Records for this task:
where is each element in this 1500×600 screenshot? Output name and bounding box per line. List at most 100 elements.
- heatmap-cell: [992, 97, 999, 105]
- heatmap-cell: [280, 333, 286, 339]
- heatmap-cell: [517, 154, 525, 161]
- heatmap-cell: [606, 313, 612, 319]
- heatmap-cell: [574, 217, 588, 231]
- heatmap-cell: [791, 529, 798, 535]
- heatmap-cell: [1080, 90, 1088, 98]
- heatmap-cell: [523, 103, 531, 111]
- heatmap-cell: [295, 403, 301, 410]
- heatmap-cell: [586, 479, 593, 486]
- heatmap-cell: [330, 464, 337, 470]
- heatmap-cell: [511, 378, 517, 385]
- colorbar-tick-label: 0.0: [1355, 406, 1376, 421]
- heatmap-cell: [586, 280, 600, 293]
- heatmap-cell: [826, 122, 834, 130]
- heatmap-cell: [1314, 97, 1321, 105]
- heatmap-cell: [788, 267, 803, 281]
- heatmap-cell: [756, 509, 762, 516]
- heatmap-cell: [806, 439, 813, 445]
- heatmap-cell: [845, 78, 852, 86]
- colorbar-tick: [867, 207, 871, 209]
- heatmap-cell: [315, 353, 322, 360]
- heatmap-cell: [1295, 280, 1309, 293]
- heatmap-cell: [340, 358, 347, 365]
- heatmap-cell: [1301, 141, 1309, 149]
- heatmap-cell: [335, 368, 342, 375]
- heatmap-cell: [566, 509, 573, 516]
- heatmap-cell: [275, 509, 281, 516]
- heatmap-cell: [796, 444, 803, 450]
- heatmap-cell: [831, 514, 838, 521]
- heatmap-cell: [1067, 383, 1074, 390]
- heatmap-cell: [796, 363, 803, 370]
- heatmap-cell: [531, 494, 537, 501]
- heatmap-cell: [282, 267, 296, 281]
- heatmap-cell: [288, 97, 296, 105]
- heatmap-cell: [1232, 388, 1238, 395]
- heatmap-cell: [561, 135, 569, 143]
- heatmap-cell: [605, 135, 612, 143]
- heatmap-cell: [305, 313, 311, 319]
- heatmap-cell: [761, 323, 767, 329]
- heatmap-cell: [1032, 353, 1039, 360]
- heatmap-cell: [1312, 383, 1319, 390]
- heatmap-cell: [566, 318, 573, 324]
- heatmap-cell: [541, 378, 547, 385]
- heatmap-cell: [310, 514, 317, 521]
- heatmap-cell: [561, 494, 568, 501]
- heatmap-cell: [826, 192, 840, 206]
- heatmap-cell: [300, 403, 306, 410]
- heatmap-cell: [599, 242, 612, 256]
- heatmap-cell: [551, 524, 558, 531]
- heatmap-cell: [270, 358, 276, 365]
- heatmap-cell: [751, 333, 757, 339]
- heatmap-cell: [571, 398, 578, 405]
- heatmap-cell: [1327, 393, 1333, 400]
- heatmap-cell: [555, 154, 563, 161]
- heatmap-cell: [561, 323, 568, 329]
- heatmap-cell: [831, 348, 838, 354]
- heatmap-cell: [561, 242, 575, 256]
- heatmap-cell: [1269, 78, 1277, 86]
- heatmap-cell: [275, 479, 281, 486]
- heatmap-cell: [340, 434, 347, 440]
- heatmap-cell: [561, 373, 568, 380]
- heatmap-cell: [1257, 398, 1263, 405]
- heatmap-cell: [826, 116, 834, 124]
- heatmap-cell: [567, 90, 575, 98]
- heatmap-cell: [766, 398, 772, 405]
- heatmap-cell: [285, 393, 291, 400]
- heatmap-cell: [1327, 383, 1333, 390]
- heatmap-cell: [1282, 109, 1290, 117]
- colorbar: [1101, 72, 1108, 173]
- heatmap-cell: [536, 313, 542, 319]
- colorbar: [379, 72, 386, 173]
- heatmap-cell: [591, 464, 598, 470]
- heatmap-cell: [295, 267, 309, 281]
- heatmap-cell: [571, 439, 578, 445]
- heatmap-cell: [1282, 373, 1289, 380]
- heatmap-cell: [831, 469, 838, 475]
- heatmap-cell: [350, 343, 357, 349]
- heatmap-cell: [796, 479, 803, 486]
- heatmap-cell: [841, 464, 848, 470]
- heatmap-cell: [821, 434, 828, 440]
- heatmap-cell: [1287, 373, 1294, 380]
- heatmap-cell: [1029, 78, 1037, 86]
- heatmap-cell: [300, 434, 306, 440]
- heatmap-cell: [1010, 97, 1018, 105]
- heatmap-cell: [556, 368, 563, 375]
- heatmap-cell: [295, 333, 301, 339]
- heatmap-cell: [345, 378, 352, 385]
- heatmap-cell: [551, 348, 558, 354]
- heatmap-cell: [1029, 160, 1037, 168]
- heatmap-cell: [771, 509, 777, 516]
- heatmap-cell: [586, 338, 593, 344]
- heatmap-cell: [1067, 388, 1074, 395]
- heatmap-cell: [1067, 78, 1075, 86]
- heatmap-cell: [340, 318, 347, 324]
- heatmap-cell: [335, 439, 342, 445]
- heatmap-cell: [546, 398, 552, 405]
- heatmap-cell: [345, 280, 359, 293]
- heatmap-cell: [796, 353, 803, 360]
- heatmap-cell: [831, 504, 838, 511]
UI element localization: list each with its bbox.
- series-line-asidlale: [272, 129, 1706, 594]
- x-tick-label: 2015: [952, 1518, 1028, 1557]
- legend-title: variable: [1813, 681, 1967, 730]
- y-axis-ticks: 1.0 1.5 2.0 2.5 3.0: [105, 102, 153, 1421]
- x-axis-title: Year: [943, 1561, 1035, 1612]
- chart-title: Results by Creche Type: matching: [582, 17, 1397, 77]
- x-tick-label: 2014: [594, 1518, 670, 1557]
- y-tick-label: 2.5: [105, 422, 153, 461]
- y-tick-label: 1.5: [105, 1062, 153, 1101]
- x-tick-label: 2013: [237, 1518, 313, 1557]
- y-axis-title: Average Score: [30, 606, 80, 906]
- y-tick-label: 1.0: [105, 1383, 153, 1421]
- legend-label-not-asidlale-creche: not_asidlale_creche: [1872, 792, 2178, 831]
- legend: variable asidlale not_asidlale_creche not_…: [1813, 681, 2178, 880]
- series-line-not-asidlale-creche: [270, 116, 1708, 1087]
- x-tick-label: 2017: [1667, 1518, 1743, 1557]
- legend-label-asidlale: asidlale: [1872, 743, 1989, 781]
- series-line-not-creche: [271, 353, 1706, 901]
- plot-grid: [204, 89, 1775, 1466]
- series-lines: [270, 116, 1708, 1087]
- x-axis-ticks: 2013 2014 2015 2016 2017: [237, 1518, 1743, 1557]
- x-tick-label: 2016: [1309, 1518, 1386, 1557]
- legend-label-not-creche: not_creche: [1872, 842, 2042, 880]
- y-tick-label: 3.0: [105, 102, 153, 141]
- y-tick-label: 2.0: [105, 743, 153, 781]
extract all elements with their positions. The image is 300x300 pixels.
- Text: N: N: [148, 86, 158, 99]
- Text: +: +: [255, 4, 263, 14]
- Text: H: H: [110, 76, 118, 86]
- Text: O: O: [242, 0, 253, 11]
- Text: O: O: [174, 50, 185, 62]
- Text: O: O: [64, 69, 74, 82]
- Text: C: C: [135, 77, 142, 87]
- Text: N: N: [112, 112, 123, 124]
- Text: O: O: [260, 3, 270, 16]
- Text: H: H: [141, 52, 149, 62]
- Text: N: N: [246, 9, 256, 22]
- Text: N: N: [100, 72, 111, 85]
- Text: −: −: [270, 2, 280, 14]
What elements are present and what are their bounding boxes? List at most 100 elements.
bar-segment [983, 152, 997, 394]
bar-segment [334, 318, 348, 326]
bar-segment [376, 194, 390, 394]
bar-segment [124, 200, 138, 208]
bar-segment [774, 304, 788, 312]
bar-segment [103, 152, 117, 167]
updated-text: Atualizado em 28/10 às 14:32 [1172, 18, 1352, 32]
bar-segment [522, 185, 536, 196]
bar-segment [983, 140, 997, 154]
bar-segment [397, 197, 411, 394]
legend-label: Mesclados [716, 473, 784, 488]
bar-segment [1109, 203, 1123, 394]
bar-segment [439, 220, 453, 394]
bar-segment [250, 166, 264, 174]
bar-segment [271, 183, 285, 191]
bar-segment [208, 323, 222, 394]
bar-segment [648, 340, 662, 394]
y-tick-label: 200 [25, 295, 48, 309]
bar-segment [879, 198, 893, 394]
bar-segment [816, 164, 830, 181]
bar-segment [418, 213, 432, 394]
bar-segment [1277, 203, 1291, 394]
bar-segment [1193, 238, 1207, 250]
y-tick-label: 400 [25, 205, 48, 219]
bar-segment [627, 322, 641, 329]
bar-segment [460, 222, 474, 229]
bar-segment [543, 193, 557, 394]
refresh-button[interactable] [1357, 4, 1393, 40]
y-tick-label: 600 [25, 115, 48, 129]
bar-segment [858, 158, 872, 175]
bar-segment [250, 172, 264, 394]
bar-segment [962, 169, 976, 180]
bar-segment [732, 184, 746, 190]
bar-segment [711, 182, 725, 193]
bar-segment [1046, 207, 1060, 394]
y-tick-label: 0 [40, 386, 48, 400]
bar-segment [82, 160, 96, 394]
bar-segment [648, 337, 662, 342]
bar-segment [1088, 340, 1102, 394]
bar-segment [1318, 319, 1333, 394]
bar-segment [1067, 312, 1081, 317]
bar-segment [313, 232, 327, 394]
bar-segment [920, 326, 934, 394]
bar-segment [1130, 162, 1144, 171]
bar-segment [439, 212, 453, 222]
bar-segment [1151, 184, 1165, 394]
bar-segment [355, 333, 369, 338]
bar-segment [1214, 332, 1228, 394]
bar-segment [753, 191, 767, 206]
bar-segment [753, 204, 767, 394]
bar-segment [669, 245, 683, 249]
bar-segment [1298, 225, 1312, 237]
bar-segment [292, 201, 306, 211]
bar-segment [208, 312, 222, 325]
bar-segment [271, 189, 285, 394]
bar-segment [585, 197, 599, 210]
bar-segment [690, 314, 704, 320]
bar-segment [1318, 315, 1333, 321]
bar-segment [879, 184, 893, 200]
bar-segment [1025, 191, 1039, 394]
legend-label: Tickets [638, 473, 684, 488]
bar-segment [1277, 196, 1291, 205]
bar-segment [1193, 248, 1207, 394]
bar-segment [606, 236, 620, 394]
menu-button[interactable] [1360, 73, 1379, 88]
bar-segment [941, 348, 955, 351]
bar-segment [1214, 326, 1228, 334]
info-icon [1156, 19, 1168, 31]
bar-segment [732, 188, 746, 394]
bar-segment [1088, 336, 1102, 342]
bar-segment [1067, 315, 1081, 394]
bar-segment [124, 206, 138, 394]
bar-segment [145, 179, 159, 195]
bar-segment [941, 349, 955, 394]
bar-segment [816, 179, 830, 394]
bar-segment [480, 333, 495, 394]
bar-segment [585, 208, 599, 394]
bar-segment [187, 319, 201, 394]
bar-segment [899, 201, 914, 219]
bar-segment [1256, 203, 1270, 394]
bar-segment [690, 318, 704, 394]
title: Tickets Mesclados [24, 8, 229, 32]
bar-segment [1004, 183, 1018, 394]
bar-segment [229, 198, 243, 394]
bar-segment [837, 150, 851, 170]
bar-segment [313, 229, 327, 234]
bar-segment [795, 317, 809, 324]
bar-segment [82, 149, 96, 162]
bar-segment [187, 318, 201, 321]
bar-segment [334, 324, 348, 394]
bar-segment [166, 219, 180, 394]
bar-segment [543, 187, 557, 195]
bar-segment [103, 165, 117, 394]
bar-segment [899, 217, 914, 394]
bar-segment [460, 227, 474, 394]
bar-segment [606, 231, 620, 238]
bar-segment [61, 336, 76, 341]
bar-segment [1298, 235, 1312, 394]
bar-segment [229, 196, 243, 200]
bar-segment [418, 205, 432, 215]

Your task: Copy the stretch from the start of the records through the line containing "- heatmap-cell: [335, 368, 342, 375]", changing "screenshot" to "capture" and leaving everything else as it is.

Response to the exercise:
where is each element in this 1500×600 capture? Output name and bounding box per line. List at most 100 elements.
- heatmap-cell: [992, 97, 999, 105]
- heatmap-cell: [280, 333, 286, 339]
- heatmap-cell: [517, 154, 525, 161]
- heatmap-cell: [606, 313, 612, 319]
- heatmap-cell: [574, 217, 588, 231]
- heatmap-cell: [791, 529, 798, 535]
- heatmap-cell: [1080, 90, 1088, 98]
- heatmap-cell: [523, 103, 531, 111]
- heatmap-cell: [295, 403, 301, 410]
- heatmap-cell: [586, 479, 593, 486]
- heatmap-cell: [330, 464, 337, 470]
- heatmap-cell: [511, 378, 517, 385]
- colorbar-tick-label: 0.0: [1355, 406, 1376, 421]
- heatmap-cell: [586, 280, 600, 293]
- heatmap-cell: [826, 122, 834, 130]
- heatmap-cell: [1314, 97, 1321, 105]
- heatmap-cell: [788, 267, 803, 281]
- heatmap-cell: [756, 509, 762, 516]
- heatmap-cell: [806, 439, 813, 445]
- heatmap-cell: [845, 78, 852, 86]
- colorbar-tick: [867, 207, 871, 209]
- heatmap-cell: [315, 353, 322, 360]
- heatmap-cell: [1295, 280, 1309, 293]
- heatmap-cell: [340, 358, 347, 365]
- heatmap-cell: [1301, 141, 1309, 149]
- heatmap-cell: [335, 368, 342, 375]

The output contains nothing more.